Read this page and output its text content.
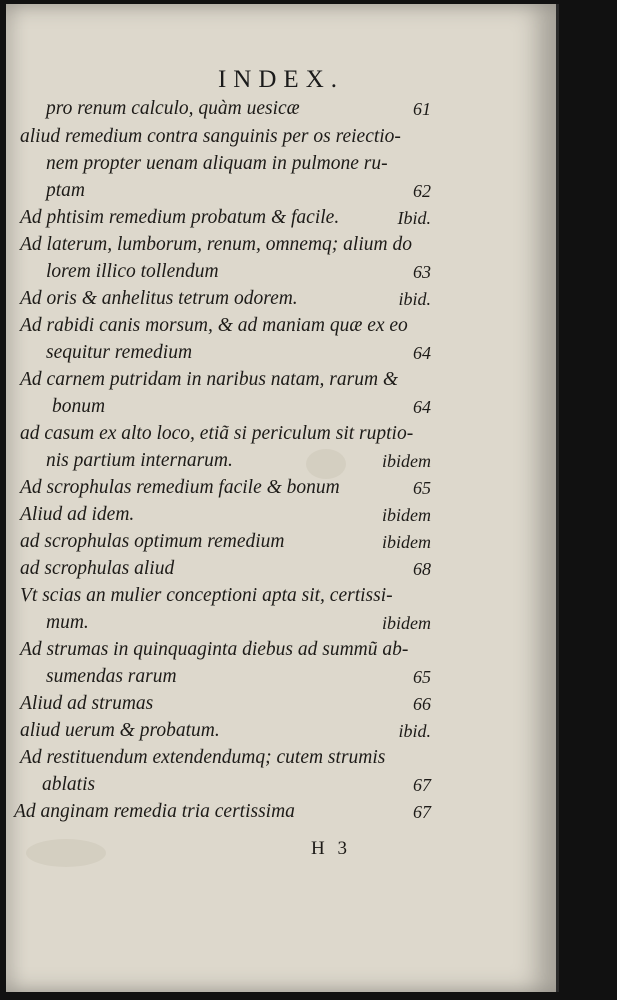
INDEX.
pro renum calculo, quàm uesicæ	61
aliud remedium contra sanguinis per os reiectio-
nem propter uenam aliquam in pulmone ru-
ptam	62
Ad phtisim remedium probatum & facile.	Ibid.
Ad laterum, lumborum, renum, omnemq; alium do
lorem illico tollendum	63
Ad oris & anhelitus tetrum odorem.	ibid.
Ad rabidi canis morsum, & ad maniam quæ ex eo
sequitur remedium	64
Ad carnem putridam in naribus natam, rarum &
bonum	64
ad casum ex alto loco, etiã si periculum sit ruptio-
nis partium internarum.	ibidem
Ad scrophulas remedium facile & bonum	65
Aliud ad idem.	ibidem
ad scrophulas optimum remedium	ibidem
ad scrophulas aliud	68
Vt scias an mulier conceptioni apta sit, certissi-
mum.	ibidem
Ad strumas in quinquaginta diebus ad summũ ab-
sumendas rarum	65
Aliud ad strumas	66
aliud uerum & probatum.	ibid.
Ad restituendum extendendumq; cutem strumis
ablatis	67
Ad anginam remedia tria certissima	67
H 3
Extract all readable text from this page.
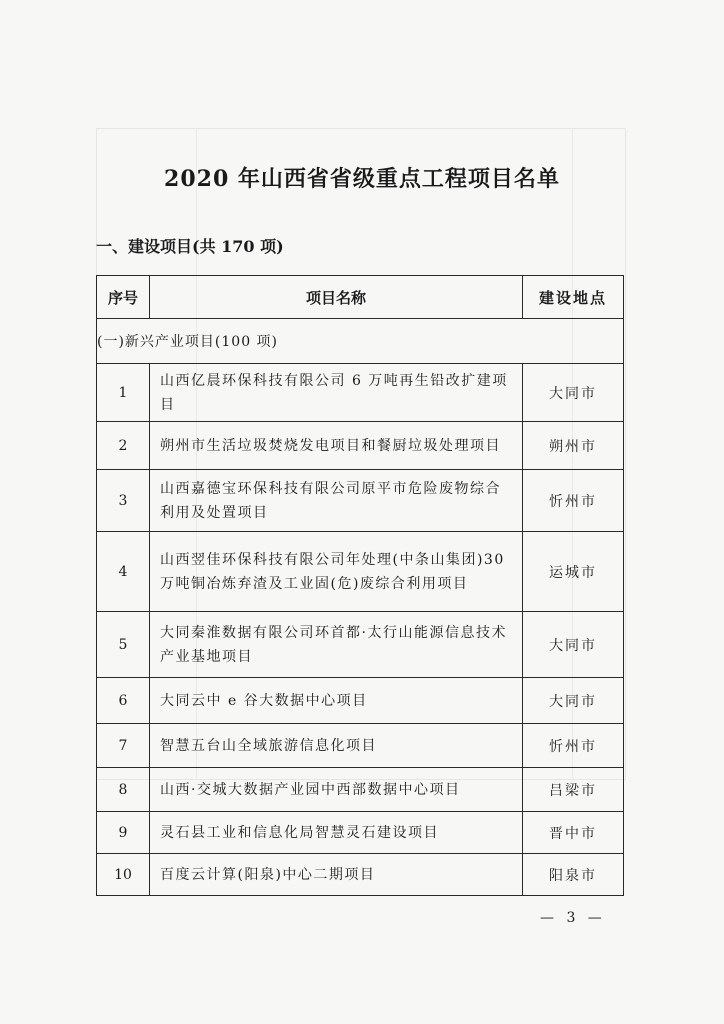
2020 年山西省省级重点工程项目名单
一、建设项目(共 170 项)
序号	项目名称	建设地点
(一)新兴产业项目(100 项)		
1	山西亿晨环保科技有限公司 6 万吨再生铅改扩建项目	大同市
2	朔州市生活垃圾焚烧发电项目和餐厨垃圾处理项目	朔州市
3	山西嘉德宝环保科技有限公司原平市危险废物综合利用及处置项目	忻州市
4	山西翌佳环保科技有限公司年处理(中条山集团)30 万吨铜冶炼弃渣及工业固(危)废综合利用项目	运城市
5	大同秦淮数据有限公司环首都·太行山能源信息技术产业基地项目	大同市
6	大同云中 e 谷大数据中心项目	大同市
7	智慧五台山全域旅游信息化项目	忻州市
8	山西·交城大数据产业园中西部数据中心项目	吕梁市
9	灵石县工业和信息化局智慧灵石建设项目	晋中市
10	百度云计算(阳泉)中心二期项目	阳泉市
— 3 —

+--

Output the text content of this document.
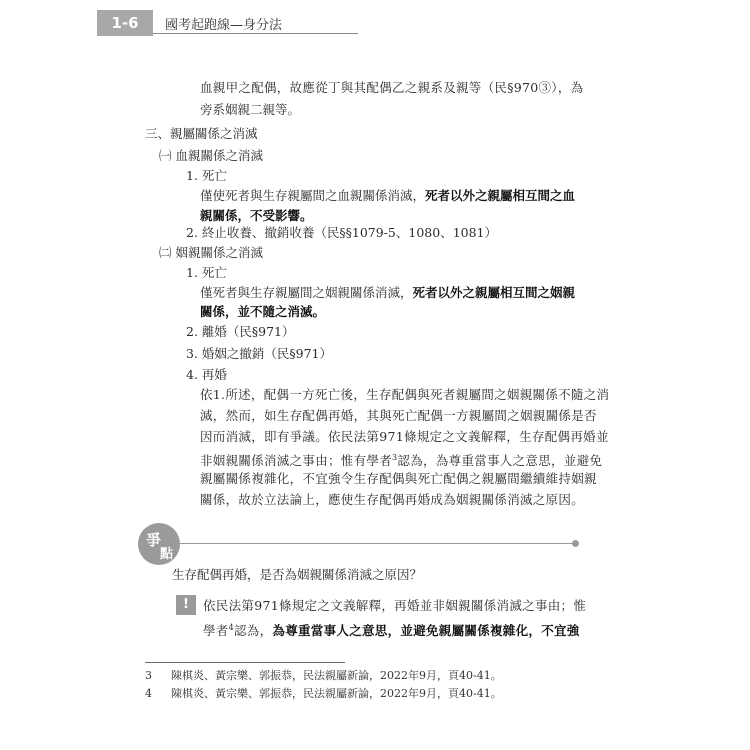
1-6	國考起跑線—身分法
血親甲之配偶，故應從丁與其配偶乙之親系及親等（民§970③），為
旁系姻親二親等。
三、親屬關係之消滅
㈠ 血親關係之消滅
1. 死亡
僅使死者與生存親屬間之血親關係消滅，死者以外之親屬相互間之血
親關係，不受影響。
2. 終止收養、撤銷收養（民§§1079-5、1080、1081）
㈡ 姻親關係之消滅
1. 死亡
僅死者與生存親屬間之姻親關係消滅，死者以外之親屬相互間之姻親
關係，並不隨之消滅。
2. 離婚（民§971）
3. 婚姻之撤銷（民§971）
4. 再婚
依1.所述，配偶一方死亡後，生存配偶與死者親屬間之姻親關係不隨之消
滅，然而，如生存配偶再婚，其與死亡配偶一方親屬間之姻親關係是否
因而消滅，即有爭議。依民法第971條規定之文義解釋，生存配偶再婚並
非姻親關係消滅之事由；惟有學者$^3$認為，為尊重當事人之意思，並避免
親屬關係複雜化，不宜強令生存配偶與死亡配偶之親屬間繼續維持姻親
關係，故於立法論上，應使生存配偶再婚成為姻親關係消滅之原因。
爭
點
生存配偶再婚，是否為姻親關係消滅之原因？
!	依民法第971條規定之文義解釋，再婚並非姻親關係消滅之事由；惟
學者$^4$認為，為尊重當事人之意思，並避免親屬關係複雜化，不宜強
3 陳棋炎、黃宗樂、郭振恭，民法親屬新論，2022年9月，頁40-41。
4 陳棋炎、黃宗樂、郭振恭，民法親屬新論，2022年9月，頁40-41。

+--

• **Work instructions**
Find the lines containing "text" and pull them out.

• **The response**
Read this page and output its text content.
Extract all readable text from this page.
Output the text content of this document.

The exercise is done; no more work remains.